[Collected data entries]

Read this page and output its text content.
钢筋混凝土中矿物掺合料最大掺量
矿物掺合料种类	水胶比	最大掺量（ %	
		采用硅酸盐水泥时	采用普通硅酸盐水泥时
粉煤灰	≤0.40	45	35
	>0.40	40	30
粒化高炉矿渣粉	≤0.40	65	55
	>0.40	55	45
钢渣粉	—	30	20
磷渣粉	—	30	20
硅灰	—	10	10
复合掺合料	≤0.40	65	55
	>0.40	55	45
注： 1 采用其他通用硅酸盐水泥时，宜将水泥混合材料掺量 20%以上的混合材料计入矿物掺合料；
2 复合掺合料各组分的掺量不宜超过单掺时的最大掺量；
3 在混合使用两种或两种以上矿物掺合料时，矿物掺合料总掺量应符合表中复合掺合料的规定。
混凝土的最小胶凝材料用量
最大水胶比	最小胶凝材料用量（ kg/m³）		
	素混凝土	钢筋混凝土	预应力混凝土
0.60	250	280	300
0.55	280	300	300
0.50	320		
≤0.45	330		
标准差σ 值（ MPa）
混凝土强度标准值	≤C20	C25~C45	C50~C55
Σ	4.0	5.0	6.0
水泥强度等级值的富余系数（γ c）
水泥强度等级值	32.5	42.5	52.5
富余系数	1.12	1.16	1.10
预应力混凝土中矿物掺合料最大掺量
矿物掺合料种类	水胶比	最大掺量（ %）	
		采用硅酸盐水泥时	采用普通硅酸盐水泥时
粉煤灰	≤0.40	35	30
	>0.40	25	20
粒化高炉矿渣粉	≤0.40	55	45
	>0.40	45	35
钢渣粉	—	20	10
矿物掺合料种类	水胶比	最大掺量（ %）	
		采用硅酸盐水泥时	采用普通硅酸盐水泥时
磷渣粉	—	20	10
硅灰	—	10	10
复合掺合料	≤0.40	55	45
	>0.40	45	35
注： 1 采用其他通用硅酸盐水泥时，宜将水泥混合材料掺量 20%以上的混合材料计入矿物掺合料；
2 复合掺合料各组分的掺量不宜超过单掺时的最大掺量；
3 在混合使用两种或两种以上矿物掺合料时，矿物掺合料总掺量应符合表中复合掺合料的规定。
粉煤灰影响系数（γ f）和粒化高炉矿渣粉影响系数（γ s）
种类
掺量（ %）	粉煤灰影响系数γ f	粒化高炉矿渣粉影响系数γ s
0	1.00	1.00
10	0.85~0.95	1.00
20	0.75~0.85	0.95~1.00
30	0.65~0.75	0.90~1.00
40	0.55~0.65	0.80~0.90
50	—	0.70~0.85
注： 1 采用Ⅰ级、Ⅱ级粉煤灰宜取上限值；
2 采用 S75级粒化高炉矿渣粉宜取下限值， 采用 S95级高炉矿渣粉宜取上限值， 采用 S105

# THE PROBLEM
Take the entries above and transcribe them exactly.

# SOLUTION FOR THIS TASK
Read this page and output its text content.
钢筋混凝土中矿物掺合料最大掺量
矿物掺合料种类	水胶比	最大掺量（ %	
		采用硅酸盐水泥时	采用普通硅酸盐水泥时
粉煤灰	≤0.40	45	35
	>0.40	40	30
粒化高炉矿渣粉	≤0.40	65	55
	>0.40	55	45
钢渣粉	—	30	20
磷渣粉	—	30	20
硅灰	—	10	10
复合掺合料	≤0.40	65	55
	>0.40	55	45
注： 1 采用其他通用硅酸盐水泥时，宜将水泥混合材料掺量 20%以上的混合材料计入矿物掺合料；
2 复合掺合料各组分的掺量不宜超过单掺时的最大掺量；
3 在混合使用两种或两种以上矿物掺合料时，矿物掺合料总掺量应符合表中复合掺合料的规定。
混凝土的最小胶凝材料用量
最大水胶比	最小胶凝材料用量（ kg/m³）		
	素混凝土	钢筋混凝土	预应力混凝土
0.60	250	280	300
0.55	280	300	300
0.50	320		
≤0.45	330		
标准差σ 值（ MPa）
混凝土强度标准值	≤C20	C25~C45	C50~C55
Σ	4.0	5.0	6.0
水泥强度等级值的富余系数（γ c）
水泥强度等级值	32.5	42.5	52.5
富余系数	1.12	1.16	1.10
预应力混凝土中矿物掺合料最大掺量
矿物掺合料种类	水胶比	最大掺量（ %）	
		采用硅酸盐水泥时	采用普通硅酸盐水泥时
粉煤灰	≤0.40	35	30
	>0.40	25	20
粒化高炉矿渣粉	≤0.40	55	45
	>0.40	45	35
钢渣粉	—	20	10
矿物掺合料种类	水胶比	最大掺量（ %）	
		采用硅酸盐水泥时	采用普通硅酸盐水泥时
磷渣粉	—	20	10
硅灰	—	10	10
复合掺合料	≤0.40	55	45
	>0.40	45	35
注： 1 采用其他通用硅酸盐水泥时，宜将水泥混合材料掺量 20%以上的混合材料计入矿物掺合料；
2 复合掺合料各组分的掺量不宜超过单掺时的最大掺量；
3 在混合使用两种或两种以上矿物掺合料时，矿物掺合料总掺量应符合表中复合掺合料的规定。
粉煤灰影响系数（γ f）和粒化高炉矿渣粉影响系数（γ s）
种类
掺量（ %）	粉煤灰影响系数γ f	粒化高炉矿渣粉影响系数γ s
0	1.00	1.00
10	0.85~0.95	1.00
20	0.75~0.85	0.95~1.00
30	0.65~0.75	0.90~1.00
40	0.55~0.65	0.80~0.90
50	—	0.70~0.85
注： 1 采用Ⅰ级、Ⅱ级粉煤灰宜取上限值；
2 采用 S75级粒化高炉矿渣粉宜取下限值， 采用 S95级高炉矿渣粉宜取上限值， 采用 S105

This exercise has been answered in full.